Records from a data source
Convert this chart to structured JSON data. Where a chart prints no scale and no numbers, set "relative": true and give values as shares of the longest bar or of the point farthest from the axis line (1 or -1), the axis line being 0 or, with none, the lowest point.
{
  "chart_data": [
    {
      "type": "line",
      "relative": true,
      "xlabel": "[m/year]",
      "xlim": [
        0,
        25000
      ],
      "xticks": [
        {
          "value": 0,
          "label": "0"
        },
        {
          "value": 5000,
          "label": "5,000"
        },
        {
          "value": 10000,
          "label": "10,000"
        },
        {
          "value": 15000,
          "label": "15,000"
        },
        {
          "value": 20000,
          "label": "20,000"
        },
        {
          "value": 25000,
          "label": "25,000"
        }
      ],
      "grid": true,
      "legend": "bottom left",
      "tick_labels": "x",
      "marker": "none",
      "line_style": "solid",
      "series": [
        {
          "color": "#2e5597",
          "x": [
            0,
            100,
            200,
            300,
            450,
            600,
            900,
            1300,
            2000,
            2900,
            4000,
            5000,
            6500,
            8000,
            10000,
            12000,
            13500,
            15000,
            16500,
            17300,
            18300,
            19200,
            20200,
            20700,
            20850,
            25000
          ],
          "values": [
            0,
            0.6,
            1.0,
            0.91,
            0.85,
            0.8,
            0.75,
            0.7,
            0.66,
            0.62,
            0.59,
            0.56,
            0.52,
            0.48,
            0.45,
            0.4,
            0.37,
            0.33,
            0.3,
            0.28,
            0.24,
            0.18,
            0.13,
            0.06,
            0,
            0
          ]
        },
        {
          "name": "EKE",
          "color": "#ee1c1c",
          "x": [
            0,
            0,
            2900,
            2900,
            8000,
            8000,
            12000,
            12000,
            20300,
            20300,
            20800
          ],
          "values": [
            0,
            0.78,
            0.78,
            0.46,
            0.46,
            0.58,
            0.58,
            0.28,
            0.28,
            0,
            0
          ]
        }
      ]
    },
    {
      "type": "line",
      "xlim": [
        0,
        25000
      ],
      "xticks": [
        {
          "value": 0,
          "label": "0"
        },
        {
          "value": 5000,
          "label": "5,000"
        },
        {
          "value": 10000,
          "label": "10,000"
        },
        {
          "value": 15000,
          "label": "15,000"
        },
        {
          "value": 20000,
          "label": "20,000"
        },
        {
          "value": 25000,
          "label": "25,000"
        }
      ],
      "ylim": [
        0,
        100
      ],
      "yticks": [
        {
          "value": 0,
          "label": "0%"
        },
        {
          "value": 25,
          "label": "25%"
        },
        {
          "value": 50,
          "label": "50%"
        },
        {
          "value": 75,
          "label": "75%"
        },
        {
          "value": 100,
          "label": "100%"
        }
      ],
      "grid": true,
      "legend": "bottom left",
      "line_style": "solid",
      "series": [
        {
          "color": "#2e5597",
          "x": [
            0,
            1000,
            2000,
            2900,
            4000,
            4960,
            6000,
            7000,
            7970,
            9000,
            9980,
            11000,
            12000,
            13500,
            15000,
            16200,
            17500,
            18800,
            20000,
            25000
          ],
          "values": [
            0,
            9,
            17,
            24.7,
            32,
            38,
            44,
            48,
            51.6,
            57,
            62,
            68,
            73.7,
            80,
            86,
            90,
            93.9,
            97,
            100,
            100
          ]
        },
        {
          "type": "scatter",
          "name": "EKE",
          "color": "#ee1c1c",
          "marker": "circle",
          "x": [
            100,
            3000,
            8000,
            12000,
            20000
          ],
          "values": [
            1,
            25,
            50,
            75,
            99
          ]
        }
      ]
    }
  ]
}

...

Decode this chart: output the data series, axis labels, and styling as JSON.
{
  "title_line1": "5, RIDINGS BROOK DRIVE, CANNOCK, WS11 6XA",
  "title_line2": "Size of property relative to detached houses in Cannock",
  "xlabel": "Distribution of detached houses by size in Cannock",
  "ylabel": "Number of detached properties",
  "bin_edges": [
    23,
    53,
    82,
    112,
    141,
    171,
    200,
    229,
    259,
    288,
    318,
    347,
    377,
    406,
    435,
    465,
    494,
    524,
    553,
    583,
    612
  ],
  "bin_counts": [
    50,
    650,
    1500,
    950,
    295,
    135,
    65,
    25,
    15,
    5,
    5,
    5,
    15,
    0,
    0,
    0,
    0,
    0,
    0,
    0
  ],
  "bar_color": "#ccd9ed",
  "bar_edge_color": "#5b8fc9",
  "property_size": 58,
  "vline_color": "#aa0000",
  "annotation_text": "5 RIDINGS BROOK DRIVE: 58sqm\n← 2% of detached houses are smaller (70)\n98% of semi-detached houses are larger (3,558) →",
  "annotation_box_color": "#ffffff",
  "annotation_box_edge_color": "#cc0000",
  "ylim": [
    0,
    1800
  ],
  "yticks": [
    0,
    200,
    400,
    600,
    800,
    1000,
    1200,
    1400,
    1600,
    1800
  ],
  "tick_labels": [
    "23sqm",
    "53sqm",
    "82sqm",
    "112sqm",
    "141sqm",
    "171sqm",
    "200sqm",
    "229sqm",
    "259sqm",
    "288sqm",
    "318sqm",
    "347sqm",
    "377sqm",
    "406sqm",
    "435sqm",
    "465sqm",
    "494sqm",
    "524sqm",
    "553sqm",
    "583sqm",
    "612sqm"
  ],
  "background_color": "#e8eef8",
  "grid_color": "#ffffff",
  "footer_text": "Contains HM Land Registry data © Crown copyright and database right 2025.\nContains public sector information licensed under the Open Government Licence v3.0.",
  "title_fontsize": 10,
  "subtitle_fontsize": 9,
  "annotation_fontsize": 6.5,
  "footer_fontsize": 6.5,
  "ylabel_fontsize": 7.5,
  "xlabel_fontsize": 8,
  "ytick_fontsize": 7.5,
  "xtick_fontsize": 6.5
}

==

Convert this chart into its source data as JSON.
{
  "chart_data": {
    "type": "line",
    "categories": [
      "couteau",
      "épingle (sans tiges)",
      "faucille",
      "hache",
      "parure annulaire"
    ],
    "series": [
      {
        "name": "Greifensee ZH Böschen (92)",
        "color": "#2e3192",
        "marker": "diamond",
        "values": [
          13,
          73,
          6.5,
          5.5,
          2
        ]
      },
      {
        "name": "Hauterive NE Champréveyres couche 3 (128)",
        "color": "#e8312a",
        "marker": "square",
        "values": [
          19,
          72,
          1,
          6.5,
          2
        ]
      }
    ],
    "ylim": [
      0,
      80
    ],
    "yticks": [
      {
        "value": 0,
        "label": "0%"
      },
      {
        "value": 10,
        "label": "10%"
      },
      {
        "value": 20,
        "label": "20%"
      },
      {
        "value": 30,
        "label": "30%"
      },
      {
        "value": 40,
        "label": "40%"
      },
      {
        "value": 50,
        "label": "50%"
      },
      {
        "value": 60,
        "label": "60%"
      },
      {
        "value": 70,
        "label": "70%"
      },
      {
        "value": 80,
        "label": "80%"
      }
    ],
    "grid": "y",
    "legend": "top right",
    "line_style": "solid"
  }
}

## Problem statement
Copy each line of the records above that carries the word "ffffff".

## Problem solution
  "annotation_box_color": "#ffffff",
  "grid_color": "#ffffff",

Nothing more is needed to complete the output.